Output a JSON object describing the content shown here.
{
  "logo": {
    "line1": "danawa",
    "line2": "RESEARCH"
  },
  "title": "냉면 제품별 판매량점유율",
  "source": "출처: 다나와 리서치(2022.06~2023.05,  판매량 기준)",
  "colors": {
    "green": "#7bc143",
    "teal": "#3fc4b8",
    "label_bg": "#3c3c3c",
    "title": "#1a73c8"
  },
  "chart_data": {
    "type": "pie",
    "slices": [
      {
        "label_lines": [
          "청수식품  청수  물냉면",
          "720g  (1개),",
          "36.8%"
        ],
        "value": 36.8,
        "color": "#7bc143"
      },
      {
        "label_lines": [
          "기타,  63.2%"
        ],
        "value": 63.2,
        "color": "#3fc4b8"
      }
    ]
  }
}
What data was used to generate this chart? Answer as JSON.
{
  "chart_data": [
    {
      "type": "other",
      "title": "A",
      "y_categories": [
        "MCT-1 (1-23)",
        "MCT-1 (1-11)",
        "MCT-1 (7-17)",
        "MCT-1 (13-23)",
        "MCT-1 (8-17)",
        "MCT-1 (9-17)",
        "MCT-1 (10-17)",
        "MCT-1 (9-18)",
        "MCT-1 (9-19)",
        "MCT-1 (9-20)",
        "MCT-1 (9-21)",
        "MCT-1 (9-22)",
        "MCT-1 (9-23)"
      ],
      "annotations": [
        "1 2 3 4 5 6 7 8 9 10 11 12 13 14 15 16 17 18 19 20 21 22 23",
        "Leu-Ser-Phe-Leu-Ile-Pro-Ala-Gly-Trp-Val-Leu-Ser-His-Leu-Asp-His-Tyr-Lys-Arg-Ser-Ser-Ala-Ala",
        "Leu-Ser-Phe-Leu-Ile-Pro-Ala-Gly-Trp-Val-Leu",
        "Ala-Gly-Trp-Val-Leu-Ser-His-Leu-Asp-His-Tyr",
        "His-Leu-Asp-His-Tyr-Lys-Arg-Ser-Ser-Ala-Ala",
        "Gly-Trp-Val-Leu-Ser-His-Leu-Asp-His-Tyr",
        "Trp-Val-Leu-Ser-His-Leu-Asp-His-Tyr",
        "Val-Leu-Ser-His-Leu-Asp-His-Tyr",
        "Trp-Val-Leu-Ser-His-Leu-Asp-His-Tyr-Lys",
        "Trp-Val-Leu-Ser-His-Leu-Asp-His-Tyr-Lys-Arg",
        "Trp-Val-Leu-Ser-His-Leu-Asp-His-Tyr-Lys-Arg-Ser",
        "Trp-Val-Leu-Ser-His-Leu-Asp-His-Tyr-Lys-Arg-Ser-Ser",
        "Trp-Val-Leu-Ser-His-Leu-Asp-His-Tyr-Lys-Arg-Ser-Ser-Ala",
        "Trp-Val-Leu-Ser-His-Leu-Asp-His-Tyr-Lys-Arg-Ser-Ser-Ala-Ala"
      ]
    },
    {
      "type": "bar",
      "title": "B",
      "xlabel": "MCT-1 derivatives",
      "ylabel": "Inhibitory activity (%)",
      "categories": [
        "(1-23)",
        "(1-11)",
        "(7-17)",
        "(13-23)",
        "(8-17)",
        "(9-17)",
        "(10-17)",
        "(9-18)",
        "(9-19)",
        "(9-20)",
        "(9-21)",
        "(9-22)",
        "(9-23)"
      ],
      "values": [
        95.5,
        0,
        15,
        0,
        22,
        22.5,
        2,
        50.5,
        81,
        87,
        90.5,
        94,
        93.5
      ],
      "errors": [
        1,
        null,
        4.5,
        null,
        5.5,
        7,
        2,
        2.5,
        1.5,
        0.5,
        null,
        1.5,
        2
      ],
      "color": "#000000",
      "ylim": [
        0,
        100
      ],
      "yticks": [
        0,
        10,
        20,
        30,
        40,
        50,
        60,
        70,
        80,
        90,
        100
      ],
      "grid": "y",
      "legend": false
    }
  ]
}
^^^^^^^^
* [Request]
Print out all the entries precisely as written.

* [Correct response]
Output a JSON object describing the content shown here.
{
  "logo": {
    "line1": "danawa",
    "line2": "RESEARCH"
  },
  "title": "냉면 제품별 판매량점유율",
  "source": "출처: 다나와 리서치(2022.06~2023.05,  판매량 기준)",
  "colors": {
    "green": "#7bc143",
    "teal": "#3fc4b8",
    "label_bg": "#3c3c3c",
    "title": "#1a73c8"
  },
  "chart_data": {
    "type": "pie",
    "slices": [
      {
        "label_lines": [
          "청수식품  청수  물냉면",
          "720g  (1개),",
          "36.8%"
        ],
        "value": 36.8,
        "color": "#7bc143"
      },
      {
        "label_lines": [
          "기타,  63.2%"
        ],
        "value": 63.2,
        "color": "#3fc4b8"
      }
    ]
  }
}
What data was used to generate this chart? Answer as JSON.
{
  "chart_data": [
    {
      "type": "other",
      "title": "A",
      "y_categories": [
        "MCT-1 (1-23)",
        "MCT-1 (1-11)",
        "MCT-1 (7-17)",
        "MCT-1 (13-23)",
        "MCT-1 (8-17)",
        "MCT-1 (9-17)",
        "MCT-1 (10-17)",
        "MCT-1 (9-18)",
        "MCT-1 (9-19)",
        "MCT-1 (9-20)",
        "MCT-1 (9-21)",
        "MCT-1 (9-22)",
        "MCT-1 (9-23)"
      ],
      "annotations": [
        "1 2 3 4 5 6 7 8 9 10 11 12 13 14 15 16 17 18 19 20 21 22 23",
        "Leu-Ser-Phe-Leu-Ile-Pro-Ala-Gly-Trp-Val-Leu-Ser-His-Leu-Asp-His-Tyr-Lys-Arg-Ser-Ser-Ala-Ala",
        "Leu-Ser-Phe-Leu-Ile-Pro-Ala-Gly-Trp-Val-Leu",
        "Ala-Gly-Trp-Val-Leu-Ser-His-Leu-Asp-His-Tyr",
        "His-Leu-Asp-His-Tyr-Lys-Arg-Ser-Ser-Ala-Ala",
        "Gly-Trp-Val-Leu-Ser-His-Leu-Asp-His-Tyr",
        "Trp-Val-Leu-Ser-His-Leu-Asp-His-Tyr",
        "Val-Leu-Ser-His-Leu-Asp-His-Tyr",
        "Trp-Val-Leu-Ser-His-Leu-Asp-His-Tyr-Lys",
        "Trp-Val-Leu-Ser-His-Leu-Asp-His-Tyr-Lys-Arg",
        "Trp-Val-Leu-Ser-His-Leu-Asp-His-Tyr-Lys-Arg-Ser",
        "Trp-Val-Leu-Ser-His-Leu-Asp-His-Tyr-Lys-Arg-Ser-Ser",
        "Trp-Val-Leu-Ser-His-Leu-Asp-His-Tyr-Lys-Arg-Ser-Ser-Ala",
        "Trp-Val-Leu-Ser-His-Leu-Asp-His-Tyr-Lys-Arg-Ser-Ser-Ala-Ala"
      ]
    },
    {
      "type": "bar",
      "title": "B",
      "xlabel": "MCT-1 derivatives",
      "ylabel": "Inhibitory activity (%)",
      "categories": [
        "(1-23)",
        "(1-11)",
        "(7-17)",
        "(13-23)",
        "(8-17)",
        "(9-17)",
        "(10-17)",
        "(9-18)",
        "(9-19)",
        "(9-20)",
        "(9-21)",
        "(9-22)",
        "(9-23)"
      ],
      "values": [
        95.5,
        0,
        15,
        0,
        22,
        22.5,
        2,
        50.5,
        81,
        87,
        90.5,
        94,
        93.5
      ],
      "errors": [
        1,
        null,
        4.5,
        null,
        5.5,
        7,
        2,
        2.5,
        1.5,
        0.5,
        null,
        1.5,
        2
      ],
      "color": "#000000",
      "ylim": [
        0,
        100
      ],
      "yticks": [
        0,
        10,
        20,
        30,
        40,
        50,
        60,
        70,
        80,
        90,
        100
      ],
      "grid": "y",
      "legend": false
    }
  ]
}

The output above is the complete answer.